[Start]

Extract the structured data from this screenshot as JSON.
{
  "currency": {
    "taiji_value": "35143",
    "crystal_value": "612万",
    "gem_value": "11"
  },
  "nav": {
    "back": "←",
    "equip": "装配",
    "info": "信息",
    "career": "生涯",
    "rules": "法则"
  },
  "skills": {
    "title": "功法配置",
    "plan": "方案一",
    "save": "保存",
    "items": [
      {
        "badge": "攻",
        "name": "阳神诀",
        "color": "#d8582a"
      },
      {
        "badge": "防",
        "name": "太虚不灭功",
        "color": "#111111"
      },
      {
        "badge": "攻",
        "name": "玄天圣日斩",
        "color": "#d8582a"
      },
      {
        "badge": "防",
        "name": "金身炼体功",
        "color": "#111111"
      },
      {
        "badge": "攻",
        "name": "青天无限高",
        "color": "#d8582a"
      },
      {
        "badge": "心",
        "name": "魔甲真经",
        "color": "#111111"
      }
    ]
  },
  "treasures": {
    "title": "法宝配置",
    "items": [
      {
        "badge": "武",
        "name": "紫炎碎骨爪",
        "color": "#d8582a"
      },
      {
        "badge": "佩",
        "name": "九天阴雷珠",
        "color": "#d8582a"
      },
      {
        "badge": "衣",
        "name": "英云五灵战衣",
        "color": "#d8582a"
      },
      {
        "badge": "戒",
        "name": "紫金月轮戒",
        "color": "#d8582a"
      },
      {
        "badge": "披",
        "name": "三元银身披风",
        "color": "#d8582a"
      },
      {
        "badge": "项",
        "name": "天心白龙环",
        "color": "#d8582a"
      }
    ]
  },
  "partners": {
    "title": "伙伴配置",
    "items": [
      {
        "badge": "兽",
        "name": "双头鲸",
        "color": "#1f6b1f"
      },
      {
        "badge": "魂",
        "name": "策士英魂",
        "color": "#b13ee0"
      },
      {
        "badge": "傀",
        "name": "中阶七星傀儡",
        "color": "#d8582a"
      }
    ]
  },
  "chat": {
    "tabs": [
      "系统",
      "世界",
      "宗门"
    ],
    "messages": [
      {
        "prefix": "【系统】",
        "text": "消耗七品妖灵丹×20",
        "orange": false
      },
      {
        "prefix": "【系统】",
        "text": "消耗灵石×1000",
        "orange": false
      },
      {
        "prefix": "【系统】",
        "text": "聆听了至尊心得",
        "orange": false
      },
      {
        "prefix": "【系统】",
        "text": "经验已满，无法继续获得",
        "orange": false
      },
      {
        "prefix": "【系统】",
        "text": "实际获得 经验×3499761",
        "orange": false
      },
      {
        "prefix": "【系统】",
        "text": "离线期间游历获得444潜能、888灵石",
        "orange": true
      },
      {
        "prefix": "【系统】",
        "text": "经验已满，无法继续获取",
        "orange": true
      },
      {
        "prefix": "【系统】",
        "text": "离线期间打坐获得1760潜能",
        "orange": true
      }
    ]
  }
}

[End]

What is being asked >>
Above are the records; retype them all without a single difference.

Right answer >>
Extract the structured data from this screenshot as JSON.
{
  "currency": {
    "taiji_value": "35143",
    "crystal_value": "612万",
    "gem_value": "11"
  },
  "nav": {
    "back": "←",
    "equip": "装配",
    "info": "信息",
    "career": "生涯",
    "rules": "法则"
  },
  "skills": {
    "title": "功法配置",
    "plan": "方案一",
    "save": "保存",
    "items": [
      {
        "badge": "攻",
        "name": "阳神诀",
        "color": "#d8582a"
      },
      {
        "badge": "防",
        "name": "太虚不灭功",
        "color": "#111111"
      },
      {
        "badge": "攻",
        "name": "玄天圣日斩",
        "color": "#d8582a"
      },
      {
        "badge": "防",
        "name": "金身炼体功",
        "color": "#111111"
      },
      {
        "badge": "攻",
        "name": "青天无限高",
        "color": "#d8582a"
      },
      {
        "badge": "心",
        "name": "魔甲真经",
        "color": "#111111"
      }
    ]
  },
  "treasures": {
    "title": "法宝配置",
    "items": [
      {
        "badge": "武",
        "name": "紫炎碎骨爪",
        "color": "#d8582a"
      },
      {
        "badge": "佩",
        "name": "九天阴雷珠",
        "color": "#d8582a"
      },
      {
        "badge": "衣",
        "name": "英云五灵战衣",
        "color": "#d8582a"
      },
      {
        "badge": "戒",
        "name": "紫金月轮戒",
        "color": "#d8582a"
      },
      {
        "badge": "披",
        "name": "三元银身披风",
        "color": "#d8582a"
      },
      {
        "badge": "项",
        "name": "天心白龙环",
        "color": "#d8582a"
      }
    ]
  },
  "partners": {
    "title": "伙伴配置",
    "items": [
      {
        "badge": "兽",
        "name": "双头鲸",
        "color": "#1f6b1f"
      },
      {
        "badge": "魂",
        "name": "策士英魂",
        "color": "#b13ee0"
      },
      {
        "badge": "傀",
        "name": "中阶七星傀儡",
        "color": "#d8582a"
      }
    ]
  },
  "chat": {
    "tabs": [
      "系统",
      "世界",
      "宗门"
    ],
    "messages": [
      {
        "prefix": "【系统】",
        "text": "消耗七品妖灵丹×20",
        "orange": false
      },
      {
        "prefix": "【系统】",
        "text": "消耗灵石×1000",
        "orange": false
      },
      {
        "prefix": "【系统】",
        "text": "聆听了至尊心得",
        "orange": false
      },
      {
        "prefix": "【系统】",
        "text": "经验已满，无法继续获得",
        "orange": false
      },
      {
        "prefix": "【系统】",
        "text": "实际获得 经验×3499761",
        "orange": false
      },
      {
        "prefix": "【系统】",
        "text": "离线期间游历获得444潜能、888灵石",
        "orange": true
      },
      {
        "prefix": "【系统】",
        "text": "经验已满，无法继续获取",
        "orange": true
      },
      {
        "prefix": "【系统】",
        "text": "离线期间打坐获得1760潜能",
        "orange": true
      }
    ]
  }
}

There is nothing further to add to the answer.